* _Exercise task_: The records that follow are to be repeated without alteration.

___ Source material

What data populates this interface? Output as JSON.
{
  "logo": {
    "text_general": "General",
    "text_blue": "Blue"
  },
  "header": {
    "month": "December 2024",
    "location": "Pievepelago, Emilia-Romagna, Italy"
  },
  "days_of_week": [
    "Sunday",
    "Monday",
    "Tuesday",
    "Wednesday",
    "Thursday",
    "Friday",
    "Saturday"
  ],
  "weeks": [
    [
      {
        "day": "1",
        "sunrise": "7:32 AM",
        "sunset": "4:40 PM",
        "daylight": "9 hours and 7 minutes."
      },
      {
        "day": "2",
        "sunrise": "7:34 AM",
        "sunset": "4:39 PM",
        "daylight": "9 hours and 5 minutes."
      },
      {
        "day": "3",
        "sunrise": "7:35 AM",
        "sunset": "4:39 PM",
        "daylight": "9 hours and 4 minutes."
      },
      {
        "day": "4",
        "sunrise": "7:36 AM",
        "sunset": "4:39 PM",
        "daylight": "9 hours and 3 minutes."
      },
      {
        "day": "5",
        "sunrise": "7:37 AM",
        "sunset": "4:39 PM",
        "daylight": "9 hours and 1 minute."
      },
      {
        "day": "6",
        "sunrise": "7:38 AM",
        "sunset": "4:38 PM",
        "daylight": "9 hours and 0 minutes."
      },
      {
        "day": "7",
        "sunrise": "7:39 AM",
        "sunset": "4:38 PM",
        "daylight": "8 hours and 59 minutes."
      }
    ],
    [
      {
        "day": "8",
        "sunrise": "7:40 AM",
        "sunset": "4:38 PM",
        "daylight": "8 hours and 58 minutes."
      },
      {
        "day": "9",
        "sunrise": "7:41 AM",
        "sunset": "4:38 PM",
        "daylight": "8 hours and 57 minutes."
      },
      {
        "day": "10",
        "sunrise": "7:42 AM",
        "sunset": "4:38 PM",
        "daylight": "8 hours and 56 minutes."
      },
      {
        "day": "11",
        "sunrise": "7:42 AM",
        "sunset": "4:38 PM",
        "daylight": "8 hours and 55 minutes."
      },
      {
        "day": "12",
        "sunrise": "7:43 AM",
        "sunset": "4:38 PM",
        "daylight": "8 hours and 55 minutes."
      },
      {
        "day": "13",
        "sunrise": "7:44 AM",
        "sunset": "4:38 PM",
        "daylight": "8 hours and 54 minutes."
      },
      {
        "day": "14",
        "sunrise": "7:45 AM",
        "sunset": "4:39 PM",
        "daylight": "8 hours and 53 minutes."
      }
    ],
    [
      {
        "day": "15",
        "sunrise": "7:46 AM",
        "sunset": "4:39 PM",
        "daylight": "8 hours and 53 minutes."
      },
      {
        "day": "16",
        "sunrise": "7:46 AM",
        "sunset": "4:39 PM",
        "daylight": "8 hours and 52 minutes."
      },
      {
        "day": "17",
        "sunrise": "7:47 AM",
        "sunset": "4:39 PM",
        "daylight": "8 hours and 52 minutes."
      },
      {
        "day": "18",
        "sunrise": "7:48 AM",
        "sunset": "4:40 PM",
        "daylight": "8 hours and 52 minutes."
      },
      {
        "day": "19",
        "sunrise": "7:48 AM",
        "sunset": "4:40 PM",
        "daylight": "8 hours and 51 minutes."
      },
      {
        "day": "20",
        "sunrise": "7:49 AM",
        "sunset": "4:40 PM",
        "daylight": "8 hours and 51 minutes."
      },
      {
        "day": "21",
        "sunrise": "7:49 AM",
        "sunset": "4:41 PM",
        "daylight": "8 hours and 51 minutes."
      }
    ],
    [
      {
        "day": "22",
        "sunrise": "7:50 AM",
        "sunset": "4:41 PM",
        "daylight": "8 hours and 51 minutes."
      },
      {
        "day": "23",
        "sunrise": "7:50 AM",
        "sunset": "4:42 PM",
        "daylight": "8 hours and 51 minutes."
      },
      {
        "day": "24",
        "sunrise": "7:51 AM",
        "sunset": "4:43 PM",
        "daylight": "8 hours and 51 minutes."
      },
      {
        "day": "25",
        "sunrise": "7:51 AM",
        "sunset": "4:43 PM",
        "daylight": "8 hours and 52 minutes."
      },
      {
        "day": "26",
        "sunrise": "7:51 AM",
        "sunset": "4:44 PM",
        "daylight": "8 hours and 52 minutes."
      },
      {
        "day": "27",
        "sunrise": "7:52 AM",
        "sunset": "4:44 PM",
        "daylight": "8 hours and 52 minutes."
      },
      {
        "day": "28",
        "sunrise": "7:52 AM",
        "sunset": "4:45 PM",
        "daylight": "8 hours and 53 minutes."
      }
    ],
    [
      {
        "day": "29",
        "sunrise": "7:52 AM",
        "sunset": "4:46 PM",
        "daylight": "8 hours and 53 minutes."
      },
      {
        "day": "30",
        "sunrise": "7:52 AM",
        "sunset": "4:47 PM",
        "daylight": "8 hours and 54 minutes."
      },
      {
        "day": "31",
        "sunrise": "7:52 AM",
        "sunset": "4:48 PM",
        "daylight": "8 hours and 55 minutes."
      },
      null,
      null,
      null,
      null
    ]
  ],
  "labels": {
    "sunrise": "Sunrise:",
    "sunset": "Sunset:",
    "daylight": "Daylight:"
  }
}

______

* _Output of the exercise_:
What data populates this interface? Output as JSON.
{
  "logo": {
    "text_general": "General",
    "text_blue": "Blue"
  },
  "header": {
    "month": "December 2024",
    "location": "Pievepelago, Emilia-Romagna, Italy"
  },
  "days_of_week": [
    "Sunday",
    "Monday",
    "Tuesday",
    "Wednesday",
    "Thursday",
    "Friday",
    "Saturday"
  ],
  "weeks": [
    [
      {
        "day": "1",
        "sunrise": "7:32 AM",
        "sunset": "4:40 PM",
        "daylight": "9 hours and 7 minutes."
      },
      {
        "day": "2",
        "sunrise": "7:34 AM",
        "sunset": "4:39 PM",
        "daylight": "9 hours and 5 minutes."
      },
      {
        "day": "3",
        "sunrise": "7:35 AM",
        "sunset": "4:39 PM",
        "daylight": "9 hours and 4 minutes."
      },
      {
        "day": "4",
        "sunrise": "7:36 AM",
        "sunset": "4:39 PM",
        "daylight": "9 hours and 3 minutes."
      },
      {
        "day": "5",
        "sunrise": "7:37 AM",
        "sunset": "4:39 PM",
        "daylight": "9 hours and 1 minute."
      },
      {
        "day": "6",
        "sunrise": "7:38 AM",
        "sunset": "4:38 PM",
        "daylight": "9 hours and 0 minutes."
      },
      {
        "day": "7",
        "sunrise": "7:39 AM",
        "sunset": "4:38 PM",
        "daylight": "8 hours and 59 minutes."
      }
    ],
    [
      {
        "day": "8",
        "sunrise": "7:40 AM",
        "sunset": "4:38 PM",
        "daylight": "8 hours and 58 minutes."
      },
      {
        "day": "9",
        "sunrise": "7:41 AM",
        "sunset": "4:38 PM",
        "daylight": "8 hours and 57 minutes."
      },
      {
        "day": "10",
        "sunrise": "7:42 AM",
        "sunset": "4:38 PM",
        "daylight": "8 hours and 56 minutes."
      },
      {
        "day": "11",
        "sunrise": "7:42 AM",
        "sunset": "4:38 PM",
        "daylight": "8 hours and 55 minutes."
      },
      {
        "day": "12",
        "sunrise": "7:43 AM",
        "sunset": "4:38 PM",
        "daylight": "8 hours and 55 minutes."
      },
      {
        "day": "13",
        "sunrise": "7:44 AM",
        "sunset": "4:38 PM",
        "daylight": "8 hours and 54 minutes."
      },
      {
        "day": "14",
        "sunrise": "7:45 AM",
        "sunset": "4:39 PM",
        "daylight": "8 hours and 53 minutes."
      }
    ],
    [
      {
        "day": "15",
        "sunrise": "7:46 AM",
        "sunset": "4:39 PM",
        "daylight": "8 hours and 53 minutes."
      },
      {
        "day": "16",
        "sunrise": "7:46 AM",
        "sunset": "4:39 PM",
        "daylight": "8 hours and 52 minutes."
      },
      {
        "day": "17",
        "sunrise": "7:47 AM",
        "sunset": "4:39 PM",
        "daylight": "8 hours and 52 minutes."
      },
      {
        "day": "18",
        "sunrise": "7:48 AM",
        "sunset": "4:40 PM",
        "daylight": "8 hours and 52 minutes."
      },
      {
        "day": "19",
        "sunrise": "7:48 AM",
        "sunset": "4:40 PM",
        "daylight": "8 hours and 51 minutes."
      },
      {
        "day": "20",
        "sunrise": "7:49 AM",
        "sunset": "4:40 PM",
        "daylight": "8 hours and 51 minutes."
      },
      {
        "day": "21",
        "sunrise": "7:49 AM",
        "sunset": "4:41 PM",
        "daylight": "8 hours and 51 minutes."
      }
    ],
    [
      {
        "day": "22",
        "sunrise": "7:50 AM",
        "sunset": "4:41 PM",
        "daylight": "8 hours and 51 minutes."
      },
      {
        "day": "23",
        "sunrise": "7:50 AM",
        "sunset": "4:42 PM",
        "daylight": "8 hours and 51 minutes."
      },
      {
        "day": "24",
        "sunrise": "7:51 AM",
        "sunset": "4:43 PM",
        "daylight": "8 hours and 51 minutes."
      },
      {
        "day": "25",
        "sunrise": "7:51 AM",
        "sunset": "4:43 PM",
        "daylight": "8 hours and 52 minutes."
      },
      {
        "day": "26",
        "sunrise": "7:51 AM",
        "sunset": "4:44 PM",
        "daylight": "8 hours and 52 minutes."
      },
      {
        "day": "27",
        "sunrise": "7:52 AM",
        "sunset": "4:44 PM",
        "daylight": "8 hours and 52 minutes."
      },
      {
        "day": "28",
        "sunrise": "7:52 AM",
        "sunset": "4:45 PM",
        "daylight": "8 hours and 53 minutes."
      }
    ],
    [
      {
        "day": "29",
        "sunrise": "7:52 AM",
        "sunset": "4:46 PM",
        "daylight": "8 hours and 53 minutes."
      },
      {
        "day": "30",
        "sunrise": "7:52 AM",
        "sunset": "4:47 PM",
        "daylight": "8 hours and 54 minutes."
      },
      {
        "day": "31",
        "sunrise": "7:52 AM",
        "sunset": "4:48 PM",
        "daylight": "8 hours and 55 minutes."
      },
      null,
      null,
      null,
      null
    ]
  ],
  "labels": {
    "sunrise": "Sunrise:",
    "sunset": "Sunset:",
    "daylight": "Daylight:"
  }
}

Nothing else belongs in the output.